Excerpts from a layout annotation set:

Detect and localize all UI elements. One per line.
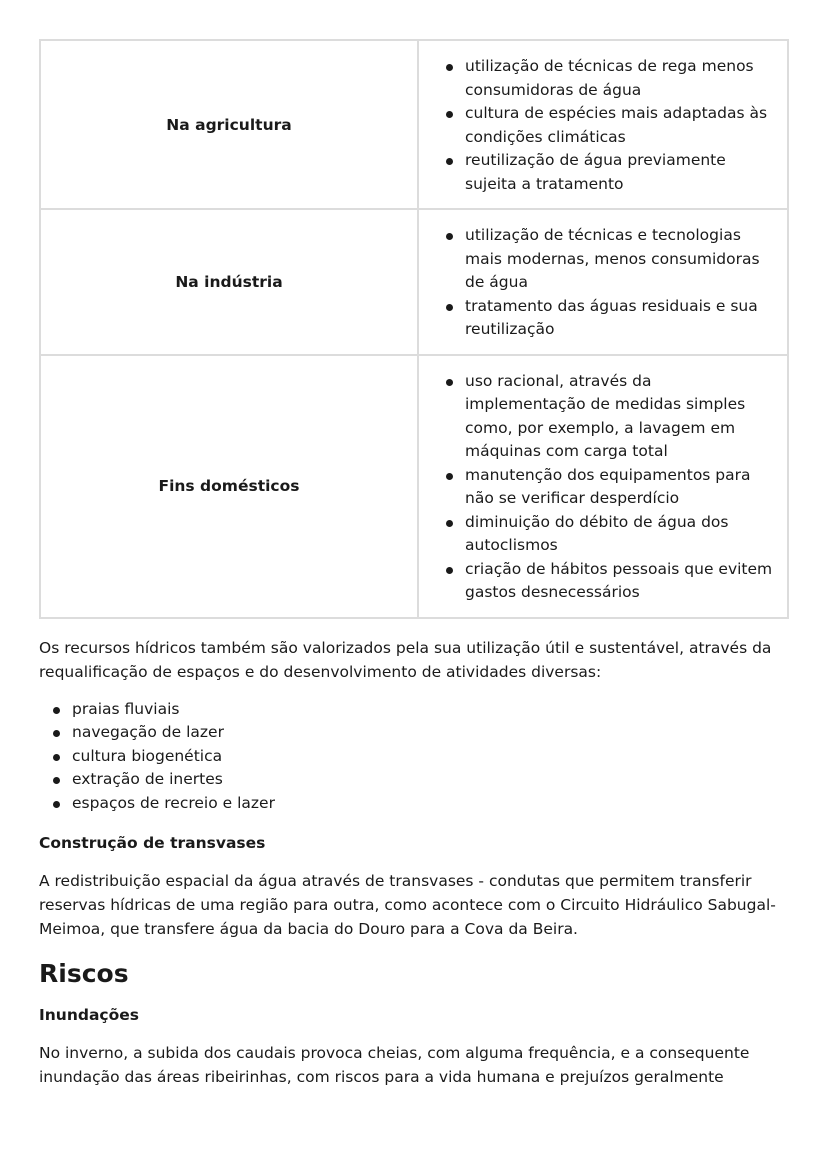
list-item: criação de hábitos pessoais que evitem gastos desnecessários [465, 558, 775, 605]
list-item: extração de inertes [72, 768, 789, 792]
table-row [40, 209, 788, 355]
measures-list [439, 55, 775, 196]
category-cell: Na indústria [40, 209, 418, 355]
measures-cell [418, 40, 788, 209]
table-row [40, 40, 788, 209]
list-item: cultura de espécies mais adaptadas às condições climáticas [465, 102, 775, 149]
measures-list [439, 370, 775, 605]
list-item: utilização de técnicas e tecnologias mais modernas, menos consumidoras de água [465, 224, 775, 295]
table-row [40, 355, 788, 618]
measures-cell [418, 209, 788, 355]
inundacoes-heading: Inundações [39, 1006, 140, 1024]
list-item: utilização de técnicas de rega menos consumidoras de água [465, 55, 775, 102]
list-item: reutilização de água previamente sujeita a tratamento [465, 149, 775, 196]
category-cell: Na agricultura [40, 40, 418, 209]
water-measures-table [39, 39, 789, 619]
category-cell: Fins domésticos [40, 355, 418, 618]
list-item: praias fluviais [72, 698, 789, 722]
list-item: cultura biogenética [72, 745, 789, 769]
list-item: navegação de lazer [72, 721, 789, 745]
measures-list [439, 224, 775, 342]
riscos-heading: Riscos [39, 959, 129, 988]
list-item: espaços de recreio e lazer [72, 792, 789, 816]
inundacoes-paragraph: No inverno, a subida dos caudais provoca cheias, com alguma frequência, e a consequente inundação das áreas ribeirinhas, com riscos para a vida humana e prejuízos geralmente [39, 1044, 750, 1086]
document-page [39, 39, 789, 1089]
intro-paragraph: Os recursos hídricos também são valorizados pela sua utilização útil e sustentável, através da requalificação de espaços e do desenvolvimento de atividades diversas: [39, 638, 772, 681]
list-item: tratamento das águas residuais e sua reutilização [465, 295, 775, 342]
uses-list [39, 698, 789, 816]
list-item: diminuição do débito de água dos autoclismos [465, 511, 775, 558]
transvases-heading: Construção de transvases [39, 834, 266, 852]
transvases-paragraph: A redistribuição espacial da água através de transvases - condutas que permitem transferir reservas hídricas de uma região para outra, como acontece com o Circuito Hidráulico Sabugal-Meimoa, que transfere água da bacia do Douro para a Cova da Beira. [39, 872, 776, 938]
measures-cell [418, 355, 788, 618]
list-item: manutenção dos equipamentos para não se verificar desperdício [465, 464, 775, 511]
list-item: uso racional, através da implementação de medidas simples como, por exemplo, a lavagem em máquinas com carga total [465, 370, 775, 464]
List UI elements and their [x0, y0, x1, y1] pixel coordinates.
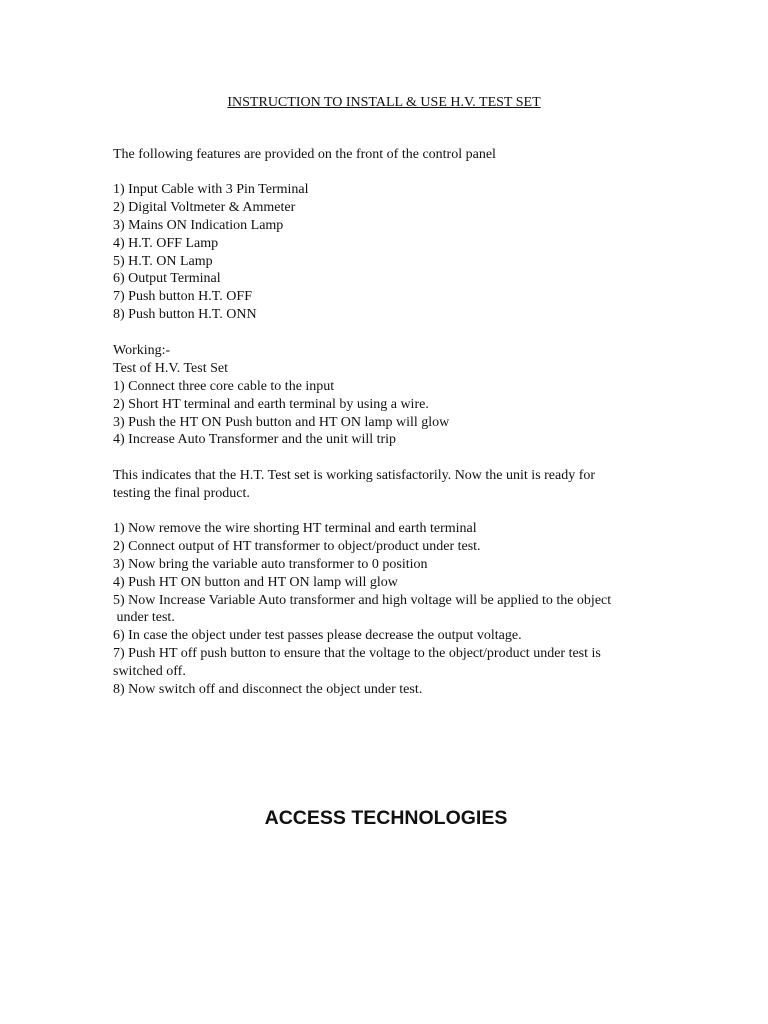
final-step: 3) Now bring the variable auto transformer to 0 position — [113, 556, 428, 572]
feature-item: 5) H.T. ON Lamp — [113, 253, 213, 269]
final-step: 4) Push HT ON button and HT ON lamp will glow — [113, 574, 398, 590]
feature-item: 8) Push button H.T. ONN — [113, 307, 257, 323]
final-step: 6) In case the object under test passes please decrease the output voltage. — [113, 628, 522, 644]
indication-text: testing the final product. — [113, 485, 250, 501]
final-step: 7) Push HT off push button to ensure that the voltage to the object/product under test is — [113, 646, 601, 662]
final-step: 8) Now switch off and disconnect the object under test. — [113, 682, 423, 698]
test-step: 2) Short HT terminal and earth terminal by using a wire. — [113, 396, 429, 412]
final-step-continuation: under test. — [113, 610, 175, 626]
company-name: ACCESS TECHNOLOGIES — [264, 807, 508, 829]
intro-text: The following features are provided on the front of the control panel — [113, 147, 496, 162]
indication-text: This indicates that the H.T. Test set is working satisfactorily. Now the unit is ready for — [113, 468, 596, 483]
final-step: 1) Now remove the wire shorting HT terminal and earth terminal — [113, 521, 477, 536]
feature-item: 7) Push button H.T. OFF — [113, 289, 252, 305]
test-step: 3) Push the HT ON Push button and HT ON lamp will glow — [113, 414, 450, 430]
final-step: 5) Now Increase Variable Auto transformer and high voltage will be applied to the object — [113, 592, 612, 608]
document-title: INSTRUCTION TO INSTALL & USE H.V. TEST SET — [227, 95, 541, 110]
test-heading: Test of H.V. Test Set — [113, 360, 228, 376]
feature-item: 6) Output Terminal — [113, 271, 221, 287]
final-step: 2) Connect output of HT transformer to object/product under test. — [113, 538, 481, 554]
feature-item: 1) Input Cable with 3 Pin Terminal — [113, 182, 309, 197]
test-step: 1) Connect three core cable to the input — [113, 378, 335, 394]
final-step-continuation: switched off. — [113, 664, 186, 680]
feature-item: 2) Digital Voltmeter & Ammeter — [113, 199, 296, 215]
indication-paragraph — [113, 467, 673, 503]
working-heading: Working:- — [113, 343, 171, 358]
features-list — [113, 181, 673, 324]
feature-item: 3) Mains ON Indication Lamp — [113, 217, 284, 233]
test-step: 4) Increase Auto Transformer and the unit will trip — [113, 432, 397, 448]
feature-item: 4) H.T. OFF Lamp — [113, 235, 219, 251]
intro-paragraph — [113, 146, 673, 164]
working-section — [113, 342, 673, 449]
final-steps-list — [113, 520, 673, 699]
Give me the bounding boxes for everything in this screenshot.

**SET TASK:** Quote every line of all the records above verbatim, omitting the pictures.

**RESPONSE TO THIS EXERCISE:**
Detect and localize all UI elements. One per line.
list-item: criação de hábitos pessoais que evitem gastos desnecessários [465, 558, 775, 605]
list-item: extração de inertes [72, 768, 789, 792]
table-row [40, 209, 788, 355]
measures-list [439, 55, 775, 196]
category-cell: Na indústria [40, 209, 418, 355]
measures-cell [418, 40, 788, 209]
table-row [40, 40, 788, 209]
list-item: cultura de espécies mais adaptadas às condições climáticas [465, 102, 775, 149]
measures-list [439, 370, 775, 605]
list-item: utilização de técnicas e tecnologias mais modernas, menos consumidoras de água [465, 224, 775, 295]
table-row [40, 355, 788, 618]
measures-cell [418, 209, 788, 355]
inundacoes-heading: Inundações [39, 1006, 140, 1024]
list-item: utilização de técnicas de rega menos consumidoras de água [465, 55, 775, 102]
list-item: reutilização de água previamente sujeita a tratamento [465, 149, 775, 196]
category-cell: Na agricultura [40, 40, 418, 209]
water-measures-table [39, 39, 789, 619]
category-cell: Fins domésticos [40, 355, 418, 618]
list-item: praias fluviais [72, 698, 789, 722]
list-item: cultura biogenética [72, 745, 789, 769]
list-item: navegação de lazer [72, 721, 789, 745]
measures-list [439, 224, 775, 342]
riscos-heading: Riscos [39, 959, 129, 988]
list-item: espaços de recreio e lazer [72, 792, 789, 816]
inundacoes-paragraph: No inverno, a subida dos caudais provoca cheias, com alguma frequência, e a consequente inundação das áreas ribeirinhas, com riscos para a vida humana e prejuízos geralmente [39, 1044, 750, 1086]
document-page [39, 39, 789, 1089]
intro-paragraph: Os recursos hídricos também são valorizados pela sua utilização útil e sustentável, através da requalificação de espaços e do desenvolvimento de atividades diversas: [39, 638, 772, 681]
list-item: tratamento das águas residuais e sua reutilização [465, 295, 775, 342]
uses-list [39, 698, 789, 816]
list-item: diminuição do débito de água dos autoclismos [465, 511, 775, 558]
transvases-heading: Construção de transvases [39, 834, 266, 852]
transvases-paragraph: A redistribuição espacial da água através de transvases - condutas que permitem transferir reservas hídricas de uma região para outra, como acontece com o Circuito Hidráulico Sabugal-Meimoa, que transfere água da bacia do Douro para a Cova da Beira. [39, 872, 776, 938]
measures-cell [418, 355, 788, 618]
list-item: manutenção dos equipamentos para não se verificar desperdício [465, 464, 775, 511]
list-item: uso racional, através da implementação de medidas simples como, por exemplo, a lavagem em máquinas com carga total [465, 370, 775, 464]
List UI elements and their [x0, y0, x1, y1] pixel coordinates.
final-step: 3) Now bring the variable auto transformer to 0 position — [113, 556, 428, 572]
feature-item: 5) H.T. ON Lamp — [113, 253, 213, 269]
final-step: 4) Push HT ON button and HT ON lamp will glow — [113, 574, 398, 590]
feature-item: 8) Push button H.T. ONN — [113, 307, 257, 323]
final-step: 6) In case the object under test passes please decrease the output voltage. — [113, 628, 522, 644]
indication-text: testing the final product. — [113, 485, 250, 501]
final-step: 7) Push HT off push button to ensure that the voltage to the object/product under test is — [113, 646, 601, 662]
final-step: 8) Now switch off and disconnect the object under test. — [113, 682, 423, 698]
test-step: 2) Short HT terminal and earth terminal by using a wire. — [113, 396, 429, 412]
final-step-continuation: under test. — [113, 610, 175, 626]
company-name: ACCESS TECHNOLOGIES — [264, 807, 508, 829]
intro-text: The following features are provided on the front of the control panel — [113, 147, 496, 162]
indication-text: This indicates that the H.T. Test set is working satisfactorily. Now the unit is ready for — [113, 468, 596, 483]
final-step: 1) Now remove the wire shorting HT terminal and earth terminal — [113, 521, 477, 536]
feature-item: 7) Push button H.T. OFF — [113, 289, 252, 305]
test-step: 3) Push the HT ON Push button and HT ON lamp will glow — [113, 414, 450, 430]
final-step: 5) Now Increase Variable Auto transformer and high voltage will be applied to the object — [113, 592, 612, 608]
document-title: INSTRUCTION TO INSTALL & USE H.V. TEST SET — [227, 95, 541, 110]
test-heading: Test of H.V. Test Set — [113, 360, 228, 376]
feature-item: 6) Output Terminal — [113, 271, 221, 287]
final-step: 2) Connect output of HT transformer to object/product under test. — [113, 538, 481, 554]
feature-item: 1) Input Cable with 3 Pin Terminal — [113, 182, 309, 197]
test-step: 1) Connect three core cable to the input — [113, 378, 335, 394]
final-step-continuation: switched off. — [113, 664, 186, 680]
feature-item: 2) Digital Voltmeter & Ammeter — [113, 199, 296, 215]
indication-paragraph — [113, 467, 673, 503]
working-heading: Working:- — [113, 343, 171, 358]
features-list — [113, 181, 673, 324]
feature-item: 3) Mains ON Indication Lamp — [113, 217, 284, 233]
test-step: 4) Increase Auto Transformer and the unit will trip — [113, 432, 397, 448]
feature-item: 4) H.T. OFF Lamp — [113, 235, 219, 251]
intro-paragraph — [113, 146, 673, 164]
working-section — [113, 342, 673, 449]
final-steps-list — [113, 520, 673, 699]
Give me the bounding boxes for everything in this screenshot.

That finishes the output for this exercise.